Data records:
━━━━━━━━━━━━━━━━━━━━━━━━━━━━━━

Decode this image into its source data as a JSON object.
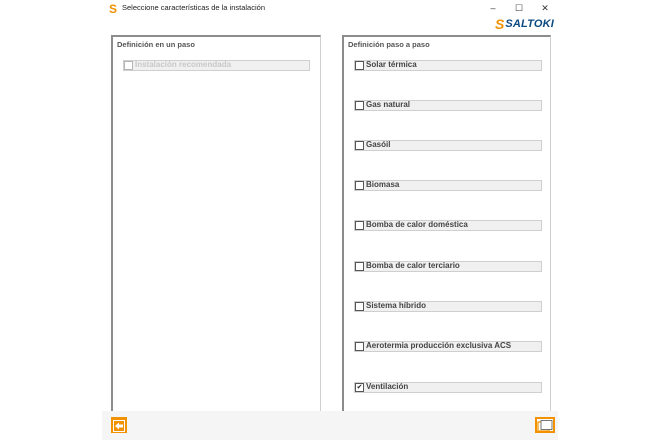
{
  "window": {
    "title": "Seleccione características de la instalación",
    "app_icon": "S",
    "minimize_glyph": "–",
    "maximize_glyph": "☐",
    "close_glyph": "✕"
  },
  "logo": {
    "mark": "S",
    "text": "SALTOKI"
  },
  "left_panel": {
    "title": "Definición en un paso",
    "options": [
      {
        "label": "Instalación recomendada",
        "checked": false,
        "enabled": false
      }
    ]
  },
  "right_panel": {
    "title": "Definición paso a paso",
    "options": [
      {
        "label": "Solar térmica",
        "checked": false
      },
      {
        "label": "Gas natural",
        "checked": false
      },
      {
        "label": "Gasóil",
        "checked": false
      },
      {
        "label": "Biomasa",
        "checked": false
      },
      {
        "label": "Bomba de calor doméstica",
        "checked": false
      },
      {
        "label": "Bomba de calor terciario",
        "checked": false
      },
      {
        "label": "Sistema híbrido",
        "checked": false
      },
      {
        "label": "Aerotermia producción exclusiva ACS",
        "checked": false
      },
      {
        "label": "Ventilación",
        "checked": true
      }
    ]
  },
  "footer": {
    "back_icon": "arrow-left-icon",
    "next_icon": "next-page-icon"
  },
  "colors": {
    "accent": "#f39200",
    "brand_blue": "#0a4a82"
  }
}
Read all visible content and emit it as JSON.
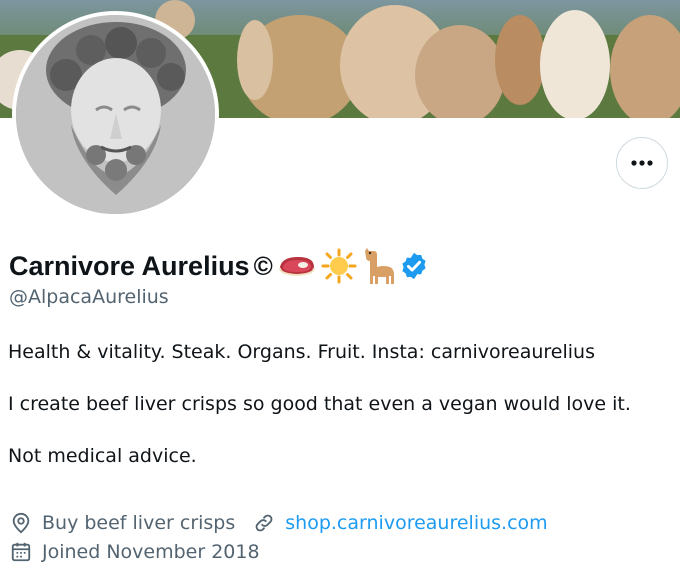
{
  "profile": {
    "display_name": "Carnivore Aurelius",
    "copyright_symbol": "©",
    "emojis": [
      "steak-emoji",
      "sun-emoji",
      "llama-emoji"
    ],
    "verified": true,
    "handle": "@AlpacaAurelius",
    "bio_lines": [
      "Health & vitality. Steak. Organs. Fruit. Insta: carnivoreaurelius",
      "I create beef liver crisps so good that even a vegan would love it.",
      "Not medical advice."
    ],
    "location": "Buy beef liver crisps",
    "website": "shop.carnivoreaurelius.com",
    "joined": "Joined November 2018"
  },
  "icons": {
    "more": "more-options-icon",
    "location": "location-pin-icon",
    "link": "link-icon",
    "calendar": "calendar-icon",
    "verified": "verified-badge-icon"
  },
  "colors": {
    "text_primary": "#0f1419",
    "text_secondary": "#536471",
    "link": "#1d9bf0",
    "verified": "#1d9bf0",
    "border": "#cfd9de"
  }
}
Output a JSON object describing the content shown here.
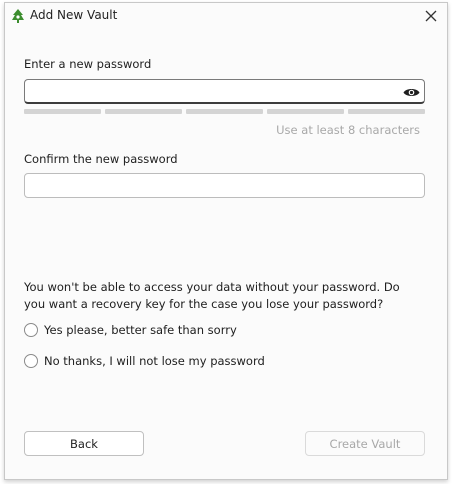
{
  "window": {
    "title": "Add New Vault",
    "icon": "cryptomator-icon",
    "close_icon": "close-icon"
  },
  "password": {
    "label": "Enter a new password",
    "value": "",
    "reveal_icon": "eye-icon",
    "strength_segments": 5,
    "hint": "Use at least 8 characters"
  },
  "confirm": {
    "label": "Confirm the new password",
    "value": ""
  },
  "recovery": {
    "question": "You won't be able to access your data without your password. Do you want a recovery key for the case you lose your password?",
    "options": [
      {
        "label": "Yes please, better safe than sorry",
        "selected": false
      },
      {
        "label": "No thanks, I will not lose my password",
        "selected": false
      }
    ]
  },
  "buttons": {
    "back": "Back",
    "create": "Create Vault",
    "create_enabled": false
  },
  "colors": {
    "accent": "#3c8d2f",
    "disabled_text": "#a8a8a8",
    "strength_empty": "#d4d4d4"
  }
}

━━━━━━━━━━━━━━━━━━━━━━━━━━━━━━

# PROBLEM REQUIREMENTS
In the entries above, identify every line with the word "object". Copy those lines.

# FULL SOLUTION
Decode this image into its source data as a JSON object.
Output a JSON object describing the content shown here.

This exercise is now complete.